Scan the lines below for the string "calculus" and copy every one that has it.

* Start Material provided *

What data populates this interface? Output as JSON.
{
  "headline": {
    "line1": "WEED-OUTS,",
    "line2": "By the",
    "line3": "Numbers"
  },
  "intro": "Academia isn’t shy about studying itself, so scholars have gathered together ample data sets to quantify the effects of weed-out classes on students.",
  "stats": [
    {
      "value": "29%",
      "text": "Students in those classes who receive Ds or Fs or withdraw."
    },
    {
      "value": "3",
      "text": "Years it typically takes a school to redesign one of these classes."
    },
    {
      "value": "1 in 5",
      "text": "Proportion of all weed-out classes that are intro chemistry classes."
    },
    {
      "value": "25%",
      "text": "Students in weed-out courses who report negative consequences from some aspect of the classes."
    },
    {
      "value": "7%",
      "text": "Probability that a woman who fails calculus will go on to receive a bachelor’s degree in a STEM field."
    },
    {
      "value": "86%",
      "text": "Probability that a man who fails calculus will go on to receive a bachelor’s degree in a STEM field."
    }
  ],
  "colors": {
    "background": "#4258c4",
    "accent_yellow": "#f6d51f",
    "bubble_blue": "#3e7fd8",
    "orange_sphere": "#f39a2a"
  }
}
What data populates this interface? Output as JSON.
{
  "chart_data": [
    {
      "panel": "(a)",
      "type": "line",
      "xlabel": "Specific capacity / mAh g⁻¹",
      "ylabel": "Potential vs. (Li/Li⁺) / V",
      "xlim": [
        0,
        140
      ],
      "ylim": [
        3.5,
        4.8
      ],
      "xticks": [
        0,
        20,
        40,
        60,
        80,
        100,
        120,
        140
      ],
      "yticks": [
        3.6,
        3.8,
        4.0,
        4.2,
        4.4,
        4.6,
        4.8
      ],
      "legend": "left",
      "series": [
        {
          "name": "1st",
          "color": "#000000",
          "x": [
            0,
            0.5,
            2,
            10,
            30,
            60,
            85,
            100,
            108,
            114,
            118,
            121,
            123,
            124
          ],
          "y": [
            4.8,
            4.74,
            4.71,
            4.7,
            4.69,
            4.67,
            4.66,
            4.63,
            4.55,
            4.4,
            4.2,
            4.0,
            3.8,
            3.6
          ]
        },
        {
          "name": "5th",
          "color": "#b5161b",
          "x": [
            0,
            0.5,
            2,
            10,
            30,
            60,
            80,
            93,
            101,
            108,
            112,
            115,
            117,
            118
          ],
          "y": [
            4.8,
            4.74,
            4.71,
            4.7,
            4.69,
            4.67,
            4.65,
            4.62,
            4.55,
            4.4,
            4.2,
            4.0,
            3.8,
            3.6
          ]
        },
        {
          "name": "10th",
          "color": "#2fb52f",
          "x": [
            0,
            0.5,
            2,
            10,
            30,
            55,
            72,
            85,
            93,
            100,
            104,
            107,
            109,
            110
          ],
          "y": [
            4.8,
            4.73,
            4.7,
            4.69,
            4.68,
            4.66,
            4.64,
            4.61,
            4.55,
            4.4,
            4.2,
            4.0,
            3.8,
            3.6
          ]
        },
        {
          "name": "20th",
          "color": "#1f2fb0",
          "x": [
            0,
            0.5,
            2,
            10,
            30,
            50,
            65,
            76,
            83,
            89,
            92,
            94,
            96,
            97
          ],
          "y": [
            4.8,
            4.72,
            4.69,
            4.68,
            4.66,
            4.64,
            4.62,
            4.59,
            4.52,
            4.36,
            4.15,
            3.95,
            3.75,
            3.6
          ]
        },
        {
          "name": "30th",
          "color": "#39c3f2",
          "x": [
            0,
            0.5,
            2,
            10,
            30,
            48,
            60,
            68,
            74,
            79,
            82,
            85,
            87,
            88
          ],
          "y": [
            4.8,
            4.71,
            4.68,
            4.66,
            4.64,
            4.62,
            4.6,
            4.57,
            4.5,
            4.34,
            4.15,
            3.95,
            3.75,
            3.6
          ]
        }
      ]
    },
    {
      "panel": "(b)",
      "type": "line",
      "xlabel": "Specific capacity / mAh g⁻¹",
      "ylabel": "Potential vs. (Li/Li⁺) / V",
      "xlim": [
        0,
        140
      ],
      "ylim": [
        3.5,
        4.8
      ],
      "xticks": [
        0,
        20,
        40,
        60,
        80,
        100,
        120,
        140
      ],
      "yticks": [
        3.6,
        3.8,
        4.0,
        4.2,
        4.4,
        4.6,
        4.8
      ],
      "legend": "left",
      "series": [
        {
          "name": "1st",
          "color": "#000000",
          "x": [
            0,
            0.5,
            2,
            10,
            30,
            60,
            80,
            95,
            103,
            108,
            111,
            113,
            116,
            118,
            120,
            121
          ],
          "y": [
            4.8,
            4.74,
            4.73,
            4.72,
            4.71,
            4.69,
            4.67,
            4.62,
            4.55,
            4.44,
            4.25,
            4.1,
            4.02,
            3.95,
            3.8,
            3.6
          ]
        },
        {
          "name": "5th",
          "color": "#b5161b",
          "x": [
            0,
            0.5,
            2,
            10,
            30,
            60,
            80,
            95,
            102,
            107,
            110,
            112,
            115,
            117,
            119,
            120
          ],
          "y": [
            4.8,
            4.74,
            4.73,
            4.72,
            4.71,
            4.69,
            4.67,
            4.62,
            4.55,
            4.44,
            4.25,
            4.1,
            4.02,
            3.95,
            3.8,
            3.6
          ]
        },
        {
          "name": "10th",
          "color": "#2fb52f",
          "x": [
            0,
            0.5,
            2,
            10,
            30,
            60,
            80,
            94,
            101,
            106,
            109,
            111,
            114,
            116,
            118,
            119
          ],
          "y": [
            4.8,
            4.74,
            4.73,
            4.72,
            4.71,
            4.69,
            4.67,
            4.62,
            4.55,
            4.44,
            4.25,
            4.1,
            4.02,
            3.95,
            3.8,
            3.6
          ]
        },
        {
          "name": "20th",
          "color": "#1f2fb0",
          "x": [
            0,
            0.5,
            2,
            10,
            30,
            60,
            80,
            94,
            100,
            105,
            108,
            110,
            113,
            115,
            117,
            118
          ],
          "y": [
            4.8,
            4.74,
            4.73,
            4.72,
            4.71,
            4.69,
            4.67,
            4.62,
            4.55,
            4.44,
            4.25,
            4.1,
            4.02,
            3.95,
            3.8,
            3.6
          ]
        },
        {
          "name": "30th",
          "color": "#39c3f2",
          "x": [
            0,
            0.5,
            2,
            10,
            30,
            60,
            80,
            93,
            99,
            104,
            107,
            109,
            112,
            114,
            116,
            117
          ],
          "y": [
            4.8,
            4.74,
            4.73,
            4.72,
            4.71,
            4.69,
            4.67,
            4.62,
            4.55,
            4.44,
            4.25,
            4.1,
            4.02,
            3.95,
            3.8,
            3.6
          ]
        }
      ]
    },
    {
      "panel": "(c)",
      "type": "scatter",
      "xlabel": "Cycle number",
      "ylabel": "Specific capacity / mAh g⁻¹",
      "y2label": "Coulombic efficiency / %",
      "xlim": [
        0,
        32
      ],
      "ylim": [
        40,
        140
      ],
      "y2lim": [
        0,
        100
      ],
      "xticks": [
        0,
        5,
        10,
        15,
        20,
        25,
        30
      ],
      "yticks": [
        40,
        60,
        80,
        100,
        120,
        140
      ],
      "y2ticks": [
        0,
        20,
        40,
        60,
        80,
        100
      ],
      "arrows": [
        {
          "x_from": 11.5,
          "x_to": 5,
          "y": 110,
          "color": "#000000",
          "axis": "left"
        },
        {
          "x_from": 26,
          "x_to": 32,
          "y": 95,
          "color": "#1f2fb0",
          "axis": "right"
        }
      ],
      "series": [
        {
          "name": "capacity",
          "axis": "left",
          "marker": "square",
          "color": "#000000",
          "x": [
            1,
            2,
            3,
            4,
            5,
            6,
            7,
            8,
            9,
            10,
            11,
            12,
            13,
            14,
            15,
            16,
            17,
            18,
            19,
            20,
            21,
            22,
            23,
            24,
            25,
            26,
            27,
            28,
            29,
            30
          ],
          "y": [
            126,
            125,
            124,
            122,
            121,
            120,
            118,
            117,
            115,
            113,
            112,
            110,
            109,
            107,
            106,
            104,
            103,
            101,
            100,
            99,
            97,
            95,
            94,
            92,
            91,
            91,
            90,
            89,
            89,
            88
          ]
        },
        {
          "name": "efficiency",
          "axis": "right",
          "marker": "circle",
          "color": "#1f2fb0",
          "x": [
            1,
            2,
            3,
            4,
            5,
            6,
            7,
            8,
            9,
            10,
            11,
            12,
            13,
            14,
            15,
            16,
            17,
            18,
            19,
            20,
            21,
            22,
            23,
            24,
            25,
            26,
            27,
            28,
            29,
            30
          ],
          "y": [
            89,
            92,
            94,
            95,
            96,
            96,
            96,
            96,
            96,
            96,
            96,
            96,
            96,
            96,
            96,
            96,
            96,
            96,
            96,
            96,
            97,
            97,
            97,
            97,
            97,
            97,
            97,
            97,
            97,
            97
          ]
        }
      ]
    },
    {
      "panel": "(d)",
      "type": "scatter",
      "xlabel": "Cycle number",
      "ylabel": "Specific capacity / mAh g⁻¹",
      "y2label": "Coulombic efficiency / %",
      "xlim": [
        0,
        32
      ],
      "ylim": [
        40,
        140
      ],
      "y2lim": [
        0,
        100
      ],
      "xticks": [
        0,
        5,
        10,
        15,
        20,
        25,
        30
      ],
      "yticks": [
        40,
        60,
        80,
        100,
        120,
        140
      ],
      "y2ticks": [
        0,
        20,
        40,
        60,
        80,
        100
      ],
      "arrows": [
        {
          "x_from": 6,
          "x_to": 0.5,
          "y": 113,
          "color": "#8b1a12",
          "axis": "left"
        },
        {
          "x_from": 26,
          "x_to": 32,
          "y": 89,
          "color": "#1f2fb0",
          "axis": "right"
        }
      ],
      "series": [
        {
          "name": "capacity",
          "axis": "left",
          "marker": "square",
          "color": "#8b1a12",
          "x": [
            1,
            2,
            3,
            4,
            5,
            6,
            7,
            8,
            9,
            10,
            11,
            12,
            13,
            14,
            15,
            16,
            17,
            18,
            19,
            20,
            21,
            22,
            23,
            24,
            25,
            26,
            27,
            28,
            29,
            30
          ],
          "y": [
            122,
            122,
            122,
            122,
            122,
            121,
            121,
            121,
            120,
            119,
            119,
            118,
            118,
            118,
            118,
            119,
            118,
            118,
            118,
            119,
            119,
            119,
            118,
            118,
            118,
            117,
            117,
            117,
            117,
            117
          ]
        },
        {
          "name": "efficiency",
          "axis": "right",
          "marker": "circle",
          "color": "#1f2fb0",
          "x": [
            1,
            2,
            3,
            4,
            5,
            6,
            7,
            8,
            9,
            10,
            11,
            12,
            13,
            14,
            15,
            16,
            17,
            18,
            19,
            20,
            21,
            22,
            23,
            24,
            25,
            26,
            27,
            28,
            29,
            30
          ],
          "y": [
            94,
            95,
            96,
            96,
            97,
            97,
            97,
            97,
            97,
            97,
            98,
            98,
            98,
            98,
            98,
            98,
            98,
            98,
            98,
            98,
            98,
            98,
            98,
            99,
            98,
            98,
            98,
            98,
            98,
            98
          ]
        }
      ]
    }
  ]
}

* End Material provided *

Worked answer -
      "text": "Probability that a woman who fails calculus will go on to receive a bachelor’s degree in a STEM field."
      "text": "Probability that a man who fails calculus will go on to receive a bachelor’s degree in a STEM field."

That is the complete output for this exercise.